* _TASK DIRECTIONS_
Leave out the pictures and repeat the rest of the material exactly.

* _MATERIAL FOR THIS EXERCISE_
--*--

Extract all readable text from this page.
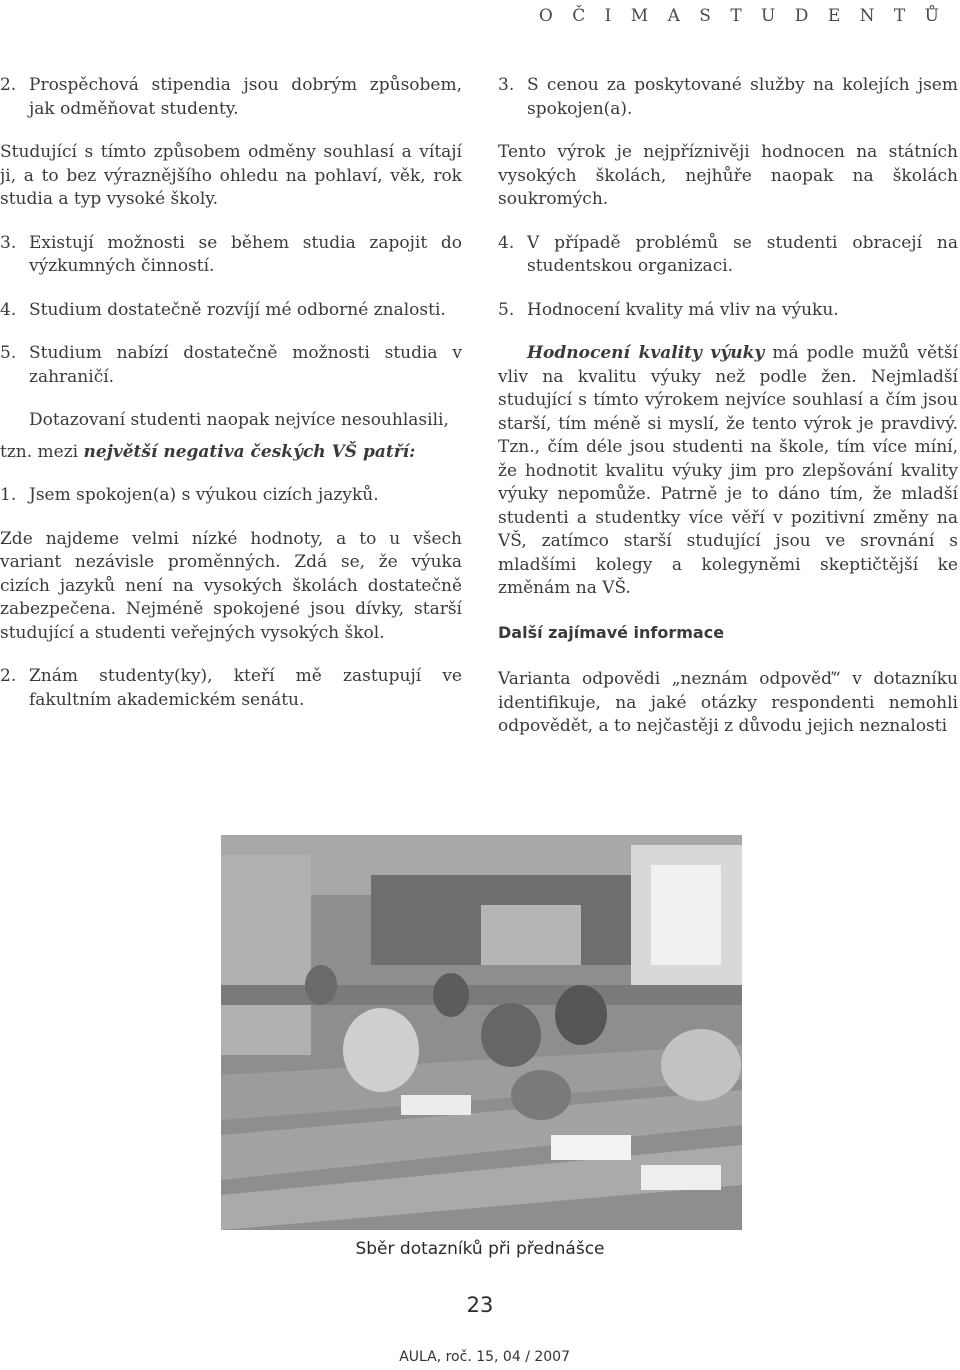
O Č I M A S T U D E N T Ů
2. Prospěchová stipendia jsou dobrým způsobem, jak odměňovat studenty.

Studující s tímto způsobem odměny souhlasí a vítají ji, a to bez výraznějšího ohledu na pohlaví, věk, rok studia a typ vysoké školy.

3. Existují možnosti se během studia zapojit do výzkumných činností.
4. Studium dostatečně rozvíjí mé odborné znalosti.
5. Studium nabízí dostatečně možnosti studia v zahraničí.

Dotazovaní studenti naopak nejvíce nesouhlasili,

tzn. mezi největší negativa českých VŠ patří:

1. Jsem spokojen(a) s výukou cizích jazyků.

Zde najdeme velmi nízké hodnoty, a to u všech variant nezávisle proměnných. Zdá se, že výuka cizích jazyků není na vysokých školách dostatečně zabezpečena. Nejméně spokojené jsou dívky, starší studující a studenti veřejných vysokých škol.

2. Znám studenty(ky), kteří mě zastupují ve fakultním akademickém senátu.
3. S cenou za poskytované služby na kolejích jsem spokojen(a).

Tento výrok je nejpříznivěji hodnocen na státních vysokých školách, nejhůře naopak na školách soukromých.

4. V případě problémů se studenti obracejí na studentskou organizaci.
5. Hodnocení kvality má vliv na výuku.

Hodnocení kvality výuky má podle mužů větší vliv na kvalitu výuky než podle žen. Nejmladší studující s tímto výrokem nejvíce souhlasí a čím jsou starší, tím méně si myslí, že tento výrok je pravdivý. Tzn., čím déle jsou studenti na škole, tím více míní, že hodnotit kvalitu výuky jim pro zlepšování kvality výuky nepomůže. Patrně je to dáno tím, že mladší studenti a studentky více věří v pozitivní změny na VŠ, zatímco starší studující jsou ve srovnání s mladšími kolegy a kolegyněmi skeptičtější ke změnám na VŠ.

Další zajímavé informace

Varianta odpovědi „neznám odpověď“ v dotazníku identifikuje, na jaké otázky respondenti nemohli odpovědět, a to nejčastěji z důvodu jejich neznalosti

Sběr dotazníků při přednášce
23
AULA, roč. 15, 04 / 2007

--*--

* _COMPLETED TASK_
Extract all readable text from this page.
O Č I M A S T U D E N T Ů
2. Prospěchová stipendia jsou dobrým způsobem, jak odměňovat studenty.

Studující s tímto způsobem odměny souhlasí a vítají ji, a to bez výraznějšího ohledu na pohlaví, věk, rok studia a typ vysoké školy.

3. Existují možnosti se během studia zapojit do výzkumných činností.
4. Studium dostatečně rozvíjí mé odborné znalosti.
5. Studium nabízí dostatečně možnosti studia v zahraničí.

Dotazovaní studenti naopak nejvíce nesouhlasili,

tzn. mezi největší negativa českých VŠ patří:

1. Jsem spokojen(a) s výukou cizích jazyků.

Zde najdeme velmi nízké hodnoty, a to u všech variant nezávisle proměnných. Zdá se, že výuka cizích jazyků není na vysokých školách dostatečně zabezpečena. Nejméně spokojené jsou dívky, starší studující a studenti veřejných vysokých škol.

2. Znám studenty(ky), kteří mě zastupují ve fakultním akademickém senátu.
3. S cenou za poskytované služby na kolejích jsem spokojen(a).

Tento výrok je nejpříznivěji hodnocen na státních vysokých školách, nejhůře naopak na školách soukromých.

4. V případě problémů se studenti obracejí na studentskou organizaci.
5. Hodnocení kvality má vliv na výuku.

Hodnocení kvality výuky má podle mužů větší vliv na kvalitu výuky než podle žen. Nejmladší studující s tímto výrokem nejvíce souhlasí a čím jsou starší, tím méně si myslí, že tento výrok je pravdivý. Tzn., čím déle jsou studenti na škole, tím více míní, že hodnotit kvalitu výuky jim pro zlepšování kvality výuky nepomůže. Patrně je to dáno tím, že mladší studenti a studentky více věří v pozitivní změny na VŠ, zatímco starší studující jsou ve srovnání s mladšími kolegy a kolegyněmi skeptičtější ke změnám na VŠ.

Další zajímavé informace

Varianta odpovědi „neznám odpověď“ v dotazníku identifikuje, na jaké otázky respondenti nemohli odpovědět, a to nejčastěji z důvodu jejich neznalosti

Sběr dotazníků při přednášce
23
AULA, roč. 15, 04 / 2007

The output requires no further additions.